=== Records shown ===
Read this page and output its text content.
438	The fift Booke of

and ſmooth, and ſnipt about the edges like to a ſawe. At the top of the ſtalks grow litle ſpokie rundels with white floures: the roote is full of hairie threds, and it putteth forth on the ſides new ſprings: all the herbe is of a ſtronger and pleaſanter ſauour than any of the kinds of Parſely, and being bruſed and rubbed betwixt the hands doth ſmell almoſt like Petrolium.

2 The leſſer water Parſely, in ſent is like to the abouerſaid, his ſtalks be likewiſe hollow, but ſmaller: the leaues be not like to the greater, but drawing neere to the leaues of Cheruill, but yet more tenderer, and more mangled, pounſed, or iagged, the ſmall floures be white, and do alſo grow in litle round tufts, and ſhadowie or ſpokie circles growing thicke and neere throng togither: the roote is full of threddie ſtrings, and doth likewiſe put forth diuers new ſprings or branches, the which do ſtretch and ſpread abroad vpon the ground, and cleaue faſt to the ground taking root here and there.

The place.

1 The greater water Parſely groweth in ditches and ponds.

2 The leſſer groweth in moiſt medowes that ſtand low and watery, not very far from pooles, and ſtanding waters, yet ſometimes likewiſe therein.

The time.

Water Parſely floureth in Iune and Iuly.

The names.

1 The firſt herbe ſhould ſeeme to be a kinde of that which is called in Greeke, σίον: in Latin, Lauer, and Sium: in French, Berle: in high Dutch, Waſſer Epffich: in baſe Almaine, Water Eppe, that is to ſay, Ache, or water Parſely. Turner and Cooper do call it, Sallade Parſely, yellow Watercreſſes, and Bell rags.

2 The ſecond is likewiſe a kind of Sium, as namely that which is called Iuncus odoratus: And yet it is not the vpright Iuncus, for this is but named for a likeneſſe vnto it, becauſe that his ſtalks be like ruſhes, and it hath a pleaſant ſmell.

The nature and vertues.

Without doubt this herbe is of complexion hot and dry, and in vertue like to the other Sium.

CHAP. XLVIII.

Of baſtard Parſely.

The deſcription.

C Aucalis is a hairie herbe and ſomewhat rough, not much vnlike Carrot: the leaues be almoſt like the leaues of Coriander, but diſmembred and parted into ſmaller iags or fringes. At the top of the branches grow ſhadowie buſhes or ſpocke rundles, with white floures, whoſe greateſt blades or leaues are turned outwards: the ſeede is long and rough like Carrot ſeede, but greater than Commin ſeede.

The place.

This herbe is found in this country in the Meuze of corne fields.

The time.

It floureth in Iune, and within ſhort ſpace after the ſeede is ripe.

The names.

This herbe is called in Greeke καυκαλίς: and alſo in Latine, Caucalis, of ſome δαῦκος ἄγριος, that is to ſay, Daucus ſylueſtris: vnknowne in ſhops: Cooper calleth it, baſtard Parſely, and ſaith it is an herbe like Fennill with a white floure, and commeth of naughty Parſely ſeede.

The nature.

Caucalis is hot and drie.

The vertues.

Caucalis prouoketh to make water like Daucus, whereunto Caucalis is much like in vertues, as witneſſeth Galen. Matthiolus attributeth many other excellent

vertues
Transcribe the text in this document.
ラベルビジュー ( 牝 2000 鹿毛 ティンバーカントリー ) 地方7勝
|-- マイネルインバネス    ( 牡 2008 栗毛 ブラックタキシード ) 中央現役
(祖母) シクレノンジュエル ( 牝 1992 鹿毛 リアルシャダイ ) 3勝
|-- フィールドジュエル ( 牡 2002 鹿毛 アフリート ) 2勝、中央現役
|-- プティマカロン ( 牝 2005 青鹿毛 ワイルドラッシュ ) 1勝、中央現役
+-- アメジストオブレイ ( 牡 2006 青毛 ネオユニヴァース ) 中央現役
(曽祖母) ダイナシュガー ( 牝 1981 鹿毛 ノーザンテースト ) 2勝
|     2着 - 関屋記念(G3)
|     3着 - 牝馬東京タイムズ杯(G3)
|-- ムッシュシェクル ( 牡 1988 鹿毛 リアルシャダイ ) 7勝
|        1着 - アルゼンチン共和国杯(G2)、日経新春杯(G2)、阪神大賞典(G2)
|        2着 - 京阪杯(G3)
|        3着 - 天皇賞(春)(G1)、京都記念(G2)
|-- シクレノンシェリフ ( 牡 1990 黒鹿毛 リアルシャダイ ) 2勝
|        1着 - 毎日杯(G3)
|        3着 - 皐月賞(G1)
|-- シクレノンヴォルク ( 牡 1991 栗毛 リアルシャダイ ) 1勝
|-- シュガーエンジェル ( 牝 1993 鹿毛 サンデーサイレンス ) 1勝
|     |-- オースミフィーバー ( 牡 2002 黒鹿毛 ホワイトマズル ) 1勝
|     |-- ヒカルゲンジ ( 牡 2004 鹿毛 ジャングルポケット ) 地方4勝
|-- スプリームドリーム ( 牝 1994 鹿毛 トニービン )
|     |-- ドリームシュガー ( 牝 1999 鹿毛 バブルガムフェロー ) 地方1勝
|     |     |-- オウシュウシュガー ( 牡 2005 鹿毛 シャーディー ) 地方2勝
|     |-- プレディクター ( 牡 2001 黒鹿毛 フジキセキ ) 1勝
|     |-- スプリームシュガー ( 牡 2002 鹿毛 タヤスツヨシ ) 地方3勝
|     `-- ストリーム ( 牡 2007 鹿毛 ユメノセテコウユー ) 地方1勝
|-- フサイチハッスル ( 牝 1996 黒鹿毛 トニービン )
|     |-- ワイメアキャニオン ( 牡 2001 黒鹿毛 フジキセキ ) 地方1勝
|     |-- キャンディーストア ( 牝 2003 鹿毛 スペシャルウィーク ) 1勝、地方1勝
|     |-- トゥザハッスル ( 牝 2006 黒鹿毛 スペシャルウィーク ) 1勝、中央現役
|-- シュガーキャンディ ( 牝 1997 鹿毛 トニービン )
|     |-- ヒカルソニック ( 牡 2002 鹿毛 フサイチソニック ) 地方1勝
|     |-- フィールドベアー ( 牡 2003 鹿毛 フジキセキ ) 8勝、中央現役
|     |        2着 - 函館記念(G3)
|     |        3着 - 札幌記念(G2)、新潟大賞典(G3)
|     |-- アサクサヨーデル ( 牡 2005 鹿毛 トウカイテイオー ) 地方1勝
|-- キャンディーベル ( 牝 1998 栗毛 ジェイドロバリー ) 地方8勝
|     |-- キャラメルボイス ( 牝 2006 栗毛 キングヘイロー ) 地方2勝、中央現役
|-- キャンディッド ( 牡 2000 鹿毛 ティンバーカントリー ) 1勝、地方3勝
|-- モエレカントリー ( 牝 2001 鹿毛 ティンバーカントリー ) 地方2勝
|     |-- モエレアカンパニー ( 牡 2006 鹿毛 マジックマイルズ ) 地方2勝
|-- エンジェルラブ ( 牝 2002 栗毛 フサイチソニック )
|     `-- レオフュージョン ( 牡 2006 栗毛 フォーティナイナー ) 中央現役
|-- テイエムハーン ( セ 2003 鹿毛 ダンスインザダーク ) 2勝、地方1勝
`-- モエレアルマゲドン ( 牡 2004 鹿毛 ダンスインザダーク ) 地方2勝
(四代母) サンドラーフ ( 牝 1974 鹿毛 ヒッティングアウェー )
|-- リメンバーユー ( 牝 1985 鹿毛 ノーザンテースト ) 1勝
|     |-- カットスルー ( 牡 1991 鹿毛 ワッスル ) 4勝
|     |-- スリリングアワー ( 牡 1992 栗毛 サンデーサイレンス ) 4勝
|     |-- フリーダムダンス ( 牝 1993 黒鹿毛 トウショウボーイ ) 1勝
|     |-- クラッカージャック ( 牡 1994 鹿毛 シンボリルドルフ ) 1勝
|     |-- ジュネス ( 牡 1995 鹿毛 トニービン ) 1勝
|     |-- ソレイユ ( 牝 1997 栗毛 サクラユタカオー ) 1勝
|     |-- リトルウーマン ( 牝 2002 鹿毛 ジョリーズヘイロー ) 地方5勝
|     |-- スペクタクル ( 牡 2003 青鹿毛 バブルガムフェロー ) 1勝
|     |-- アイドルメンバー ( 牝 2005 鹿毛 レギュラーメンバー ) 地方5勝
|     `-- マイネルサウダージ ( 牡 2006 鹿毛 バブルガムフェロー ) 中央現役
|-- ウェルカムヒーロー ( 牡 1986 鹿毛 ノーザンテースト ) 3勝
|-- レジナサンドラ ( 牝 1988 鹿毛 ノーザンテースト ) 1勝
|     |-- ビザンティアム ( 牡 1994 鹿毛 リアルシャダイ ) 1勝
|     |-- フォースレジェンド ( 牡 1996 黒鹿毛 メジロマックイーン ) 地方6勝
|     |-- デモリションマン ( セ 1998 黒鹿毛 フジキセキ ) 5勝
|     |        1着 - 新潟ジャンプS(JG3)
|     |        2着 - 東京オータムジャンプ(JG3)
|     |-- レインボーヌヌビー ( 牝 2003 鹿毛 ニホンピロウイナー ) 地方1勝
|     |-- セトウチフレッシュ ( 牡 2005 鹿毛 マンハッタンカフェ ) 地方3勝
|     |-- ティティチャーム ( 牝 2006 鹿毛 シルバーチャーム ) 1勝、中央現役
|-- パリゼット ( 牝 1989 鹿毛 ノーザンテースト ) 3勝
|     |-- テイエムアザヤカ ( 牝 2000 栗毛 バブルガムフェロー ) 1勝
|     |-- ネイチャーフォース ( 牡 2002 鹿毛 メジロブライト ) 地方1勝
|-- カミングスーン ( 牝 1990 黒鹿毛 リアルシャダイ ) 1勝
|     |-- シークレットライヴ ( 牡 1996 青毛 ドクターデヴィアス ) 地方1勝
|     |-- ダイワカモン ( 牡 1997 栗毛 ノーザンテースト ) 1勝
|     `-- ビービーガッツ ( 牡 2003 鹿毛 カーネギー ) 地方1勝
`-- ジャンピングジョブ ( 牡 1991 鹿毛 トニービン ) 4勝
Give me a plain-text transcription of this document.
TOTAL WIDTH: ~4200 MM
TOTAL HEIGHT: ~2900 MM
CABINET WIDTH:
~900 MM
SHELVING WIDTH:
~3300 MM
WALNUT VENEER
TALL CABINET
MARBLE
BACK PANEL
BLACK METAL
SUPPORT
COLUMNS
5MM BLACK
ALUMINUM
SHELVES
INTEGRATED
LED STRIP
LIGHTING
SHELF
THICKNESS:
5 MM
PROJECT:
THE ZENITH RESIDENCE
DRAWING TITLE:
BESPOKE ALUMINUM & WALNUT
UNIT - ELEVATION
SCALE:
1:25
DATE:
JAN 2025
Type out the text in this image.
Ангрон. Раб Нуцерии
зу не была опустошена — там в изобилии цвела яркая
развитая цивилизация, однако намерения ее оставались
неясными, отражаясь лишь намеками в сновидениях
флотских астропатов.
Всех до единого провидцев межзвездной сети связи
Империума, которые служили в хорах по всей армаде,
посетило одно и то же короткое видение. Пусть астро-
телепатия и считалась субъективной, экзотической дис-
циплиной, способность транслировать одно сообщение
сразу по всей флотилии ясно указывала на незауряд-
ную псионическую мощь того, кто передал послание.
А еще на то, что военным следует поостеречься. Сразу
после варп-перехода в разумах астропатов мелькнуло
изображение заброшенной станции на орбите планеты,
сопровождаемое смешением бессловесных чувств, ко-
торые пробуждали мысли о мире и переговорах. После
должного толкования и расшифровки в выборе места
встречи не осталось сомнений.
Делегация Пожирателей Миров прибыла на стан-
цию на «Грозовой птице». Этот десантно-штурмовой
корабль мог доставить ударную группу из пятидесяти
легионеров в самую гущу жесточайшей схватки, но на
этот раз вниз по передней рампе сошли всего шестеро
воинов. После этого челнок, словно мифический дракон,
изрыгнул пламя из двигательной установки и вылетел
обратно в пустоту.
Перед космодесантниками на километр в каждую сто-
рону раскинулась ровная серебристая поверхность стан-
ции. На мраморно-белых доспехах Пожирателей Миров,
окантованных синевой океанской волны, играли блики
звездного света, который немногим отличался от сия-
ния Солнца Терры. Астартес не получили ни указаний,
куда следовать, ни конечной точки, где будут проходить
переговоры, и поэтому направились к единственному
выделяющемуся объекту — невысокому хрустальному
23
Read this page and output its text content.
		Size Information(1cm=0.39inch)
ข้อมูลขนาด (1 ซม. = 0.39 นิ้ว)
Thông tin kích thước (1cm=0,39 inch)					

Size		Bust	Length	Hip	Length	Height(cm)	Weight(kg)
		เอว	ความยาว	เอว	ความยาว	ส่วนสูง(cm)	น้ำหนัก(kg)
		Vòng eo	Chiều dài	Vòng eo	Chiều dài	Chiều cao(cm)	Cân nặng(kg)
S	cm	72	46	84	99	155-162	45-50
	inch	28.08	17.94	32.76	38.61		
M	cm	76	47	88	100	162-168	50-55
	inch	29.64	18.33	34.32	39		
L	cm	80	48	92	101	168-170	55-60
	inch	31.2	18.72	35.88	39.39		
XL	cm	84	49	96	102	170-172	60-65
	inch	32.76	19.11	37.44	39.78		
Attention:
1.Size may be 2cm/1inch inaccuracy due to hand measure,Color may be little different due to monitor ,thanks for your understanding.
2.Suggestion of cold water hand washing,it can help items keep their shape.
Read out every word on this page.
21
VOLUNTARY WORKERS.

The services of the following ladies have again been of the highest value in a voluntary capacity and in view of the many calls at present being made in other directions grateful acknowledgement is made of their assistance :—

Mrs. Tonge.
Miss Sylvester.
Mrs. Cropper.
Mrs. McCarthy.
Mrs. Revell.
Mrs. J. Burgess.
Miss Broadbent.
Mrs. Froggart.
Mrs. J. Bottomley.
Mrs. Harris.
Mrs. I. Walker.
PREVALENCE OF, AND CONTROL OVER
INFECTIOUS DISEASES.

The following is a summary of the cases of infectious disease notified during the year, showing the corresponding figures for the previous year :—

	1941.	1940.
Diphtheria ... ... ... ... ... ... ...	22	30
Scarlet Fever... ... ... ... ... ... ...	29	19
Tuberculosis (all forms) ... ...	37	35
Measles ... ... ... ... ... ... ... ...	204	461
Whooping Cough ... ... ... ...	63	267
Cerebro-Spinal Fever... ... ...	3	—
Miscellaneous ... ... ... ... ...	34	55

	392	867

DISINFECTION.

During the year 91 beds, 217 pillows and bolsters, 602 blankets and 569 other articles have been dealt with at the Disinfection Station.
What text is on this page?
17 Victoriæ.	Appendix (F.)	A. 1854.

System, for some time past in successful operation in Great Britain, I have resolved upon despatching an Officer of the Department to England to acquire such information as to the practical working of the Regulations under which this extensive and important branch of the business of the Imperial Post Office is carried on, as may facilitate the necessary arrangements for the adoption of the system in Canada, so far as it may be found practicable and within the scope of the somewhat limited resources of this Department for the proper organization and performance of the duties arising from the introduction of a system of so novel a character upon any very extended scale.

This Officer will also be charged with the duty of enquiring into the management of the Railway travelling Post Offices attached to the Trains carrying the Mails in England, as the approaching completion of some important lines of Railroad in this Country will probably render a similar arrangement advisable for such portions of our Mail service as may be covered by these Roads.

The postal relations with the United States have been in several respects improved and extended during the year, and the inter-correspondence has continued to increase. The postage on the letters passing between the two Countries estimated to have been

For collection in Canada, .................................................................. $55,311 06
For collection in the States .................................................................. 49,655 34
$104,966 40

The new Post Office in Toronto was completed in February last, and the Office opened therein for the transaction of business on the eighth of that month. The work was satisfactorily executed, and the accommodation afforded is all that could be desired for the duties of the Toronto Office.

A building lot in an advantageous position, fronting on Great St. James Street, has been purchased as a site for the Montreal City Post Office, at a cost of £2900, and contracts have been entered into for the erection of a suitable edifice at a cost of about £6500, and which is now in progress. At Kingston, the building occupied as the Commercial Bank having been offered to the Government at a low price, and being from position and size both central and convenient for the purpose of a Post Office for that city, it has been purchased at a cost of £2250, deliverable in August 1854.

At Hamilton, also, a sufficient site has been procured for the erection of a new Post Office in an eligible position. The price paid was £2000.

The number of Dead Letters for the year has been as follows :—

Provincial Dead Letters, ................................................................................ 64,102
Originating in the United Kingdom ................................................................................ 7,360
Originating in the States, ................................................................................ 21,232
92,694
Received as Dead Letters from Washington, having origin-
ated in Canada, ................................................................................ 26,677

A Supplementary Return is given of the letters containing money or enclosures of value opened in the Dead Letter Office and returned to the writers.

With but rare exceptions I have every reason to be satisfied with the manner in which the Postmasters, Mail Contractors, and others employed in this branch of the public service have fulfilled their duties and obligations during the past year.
===
— Directions —
Search the preceding listing for "サンデーサイレンス" and extract every line where it is found.

— Written response —
|-- シュガーエンジェル ( 牝 1993 鹿毛 サンデーサイレンス ) 1勝
|     |-- スリリングアワー ( 牡 1992 栗毛 サンデーサイレンス ) 4勝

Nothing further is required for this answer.